◆ TASK BRIEF:
Only a number is wanted: how many lines in the records below contain "Date"?

◆ EXERCISE MATERIALS:
####
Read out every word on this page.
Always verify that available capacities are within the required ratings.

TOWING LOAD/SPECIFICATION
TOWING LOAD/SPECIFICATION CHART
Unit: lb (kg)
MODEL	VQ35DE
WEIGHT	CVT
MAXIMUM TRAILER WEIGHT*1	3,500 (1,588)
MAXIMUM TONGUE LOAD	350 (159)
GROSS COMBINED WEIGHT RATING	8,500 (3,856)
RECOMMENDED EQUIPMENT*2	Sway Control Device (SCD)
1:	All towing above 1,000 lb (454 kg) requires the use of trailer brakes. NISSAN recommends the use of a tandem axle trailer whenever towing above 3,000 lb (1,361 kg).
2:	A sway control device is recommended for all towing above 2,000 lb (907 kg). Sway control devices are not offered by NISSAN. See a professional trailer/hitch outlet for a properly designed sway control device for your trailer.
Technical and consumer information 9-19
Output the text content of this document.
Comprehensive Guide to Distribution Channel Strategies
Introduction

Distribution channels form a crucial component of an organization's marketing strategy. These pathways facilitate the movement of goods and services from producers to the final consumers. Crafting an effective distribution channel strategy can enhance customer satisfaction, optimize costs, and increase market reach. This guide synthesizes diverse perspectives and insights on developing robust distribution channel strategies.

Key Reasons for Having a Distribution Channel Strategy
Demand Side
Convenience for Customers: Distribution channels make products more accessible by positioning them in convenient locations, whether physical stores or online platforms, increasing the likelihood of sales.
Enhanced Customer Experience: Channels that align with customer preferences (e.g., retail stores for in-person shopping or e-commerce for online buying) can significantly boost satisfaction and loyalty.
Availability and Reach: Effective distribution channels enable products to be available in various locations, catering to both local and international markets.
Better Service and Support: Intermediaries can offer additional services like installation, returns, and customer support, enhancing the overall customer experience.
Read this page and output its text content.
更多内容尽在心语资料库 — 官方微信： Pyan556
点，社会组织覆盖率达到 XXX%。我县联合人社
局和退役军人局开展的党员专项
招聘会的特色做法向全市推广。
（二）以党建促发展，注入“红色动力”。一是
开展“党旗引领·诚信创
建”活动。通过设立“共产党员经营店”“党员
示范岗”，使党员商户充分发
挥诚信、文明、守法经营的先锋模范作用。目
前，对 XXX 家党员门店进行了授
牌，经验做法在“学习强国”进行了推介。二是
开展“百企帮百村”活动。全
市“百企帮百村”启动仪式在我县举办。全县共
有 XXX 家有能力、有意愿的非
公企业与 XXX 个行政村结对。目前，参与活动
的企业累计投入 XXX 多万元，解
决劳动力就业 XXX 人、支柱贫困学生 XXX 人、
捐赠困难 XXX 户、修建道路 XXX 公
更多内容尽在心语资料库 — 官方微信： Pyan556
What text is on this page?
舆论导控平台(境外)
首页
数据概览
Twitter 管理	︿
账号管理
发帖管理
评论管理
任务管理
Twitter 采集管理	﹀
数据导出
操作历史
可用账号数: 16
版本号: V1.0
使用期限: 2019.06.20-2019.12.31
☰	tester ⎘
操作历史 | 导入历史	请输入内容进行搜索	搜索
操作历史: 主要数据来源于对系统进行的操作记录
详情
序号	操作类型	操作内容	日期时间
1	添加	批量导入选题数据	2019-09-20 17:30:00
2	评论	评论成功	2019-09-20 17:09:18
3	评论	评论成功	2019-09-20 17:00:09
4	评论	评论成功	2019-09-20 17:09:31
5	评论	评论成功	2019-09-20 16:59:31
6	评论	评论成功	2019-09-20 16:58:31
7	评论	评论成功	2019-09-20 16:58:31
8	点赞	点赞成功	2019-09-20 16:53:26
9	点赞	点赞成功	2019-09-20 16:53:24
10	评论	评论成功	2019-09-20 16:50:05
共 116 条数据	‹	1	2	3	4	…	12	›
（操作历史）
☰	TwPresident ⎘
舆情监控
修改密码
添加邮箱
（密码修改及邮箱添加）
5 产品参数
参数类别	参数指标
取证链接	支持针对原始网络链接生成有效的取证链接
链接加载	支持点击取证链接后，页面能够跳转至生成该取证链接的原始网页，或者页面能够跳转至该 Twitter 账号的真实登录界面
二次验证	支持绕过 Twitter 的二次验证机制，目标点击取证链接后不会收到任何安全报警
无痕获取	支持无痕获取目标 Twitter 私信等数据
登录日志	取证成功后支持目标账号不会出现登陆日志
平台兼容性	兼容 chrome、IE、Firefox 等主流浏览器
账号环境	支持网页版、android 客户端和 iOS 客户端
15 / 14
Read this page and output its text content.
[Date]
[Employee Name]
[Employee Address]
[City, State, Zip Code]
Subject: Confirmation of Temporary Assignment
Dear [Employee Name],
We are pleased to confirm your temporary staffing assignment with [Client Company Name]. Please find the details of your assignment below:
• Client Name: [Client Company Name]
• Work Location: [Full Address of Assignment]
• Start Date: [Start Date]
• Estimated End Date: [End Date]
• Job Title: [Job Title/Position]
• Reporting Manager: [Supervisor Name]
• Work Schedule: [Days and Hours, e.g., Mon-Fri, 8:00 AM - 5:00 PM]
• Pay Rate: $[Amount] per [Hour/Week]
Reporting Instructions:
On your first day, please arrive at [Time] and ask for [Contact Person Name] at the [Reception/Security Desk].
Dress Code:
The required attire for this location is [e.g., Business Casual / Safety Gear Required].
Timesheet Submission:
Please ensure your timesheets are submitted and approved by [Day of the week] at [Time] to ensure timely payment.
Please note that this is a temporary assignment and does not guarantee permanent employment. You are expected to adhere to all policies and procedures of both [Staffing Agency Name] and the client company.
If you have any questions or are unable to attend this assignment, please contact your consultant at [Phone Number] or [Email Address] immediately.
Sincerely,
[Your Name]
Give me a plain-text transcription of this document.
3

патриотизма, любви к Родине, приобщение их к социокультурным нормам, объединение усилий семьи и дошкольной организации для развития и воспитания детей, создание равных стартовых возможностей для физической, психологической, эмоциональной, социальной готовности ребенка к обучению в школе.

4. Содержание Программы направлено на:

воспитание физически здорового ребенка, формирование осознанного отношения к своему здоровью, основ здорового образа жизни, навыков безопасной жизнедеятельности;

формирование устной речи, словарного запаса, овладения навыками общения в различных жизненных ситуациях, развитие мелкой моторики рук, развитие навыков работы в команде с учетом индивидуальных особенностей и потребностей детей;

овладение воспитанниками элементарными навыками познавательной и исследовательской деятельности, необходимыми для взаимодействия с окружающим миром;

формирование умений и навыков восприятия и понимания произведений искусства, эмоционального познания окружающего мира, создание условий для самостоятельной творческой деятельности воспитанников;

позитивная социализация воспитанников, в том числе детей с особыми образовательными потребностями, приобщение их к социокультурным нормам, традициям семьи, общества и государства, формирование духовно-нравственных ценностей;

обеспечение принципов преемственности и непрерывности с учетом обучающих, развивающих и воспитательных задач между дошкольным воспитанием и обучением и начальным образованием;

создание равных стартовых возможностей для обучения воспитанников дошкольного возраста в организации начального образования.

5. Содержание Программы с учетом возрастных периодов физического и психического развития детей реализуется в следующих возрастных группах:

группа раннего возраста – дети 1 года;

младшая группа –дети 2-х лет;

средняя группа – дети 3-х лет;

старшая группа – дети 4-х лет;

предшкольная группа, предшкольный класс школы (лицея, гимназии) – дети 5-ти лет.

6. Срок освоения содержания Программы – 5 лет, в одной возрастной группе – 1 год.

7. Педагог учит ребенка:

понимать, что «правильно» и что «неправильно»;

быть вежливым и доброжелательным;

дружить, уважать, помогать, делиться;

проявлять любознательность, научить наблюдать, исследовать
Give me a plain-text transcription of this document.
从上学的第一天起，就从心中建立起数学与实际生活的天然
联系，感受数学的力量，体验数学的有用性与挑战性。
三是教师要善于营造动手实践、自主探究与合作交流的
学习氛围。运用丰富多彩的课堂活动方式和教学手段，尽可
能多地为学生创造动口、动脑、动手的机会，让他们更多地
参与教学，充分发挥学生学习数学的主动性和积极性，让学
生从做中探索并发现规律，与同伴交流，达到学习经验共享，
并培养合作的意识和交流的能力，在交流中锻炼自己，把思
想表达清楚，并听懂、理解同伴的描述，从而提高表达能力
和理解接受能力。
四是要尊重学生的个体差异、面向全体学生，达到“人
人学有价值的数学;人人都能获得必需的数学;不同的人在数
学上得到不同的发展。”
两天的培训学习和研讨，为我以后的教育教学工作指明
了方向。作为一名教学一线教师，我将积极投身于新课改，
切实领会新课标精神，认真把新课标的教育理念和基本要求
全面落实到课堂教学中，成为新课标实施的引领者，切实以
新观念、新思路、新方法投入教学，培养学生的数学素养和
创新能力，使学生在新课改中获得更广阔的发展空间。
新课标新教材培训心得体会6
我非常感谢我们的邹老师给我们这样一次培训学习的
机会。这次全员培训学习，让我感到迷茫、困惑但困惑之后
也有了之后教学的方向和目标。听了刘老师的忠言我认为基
####
◆ OUTPUT:
3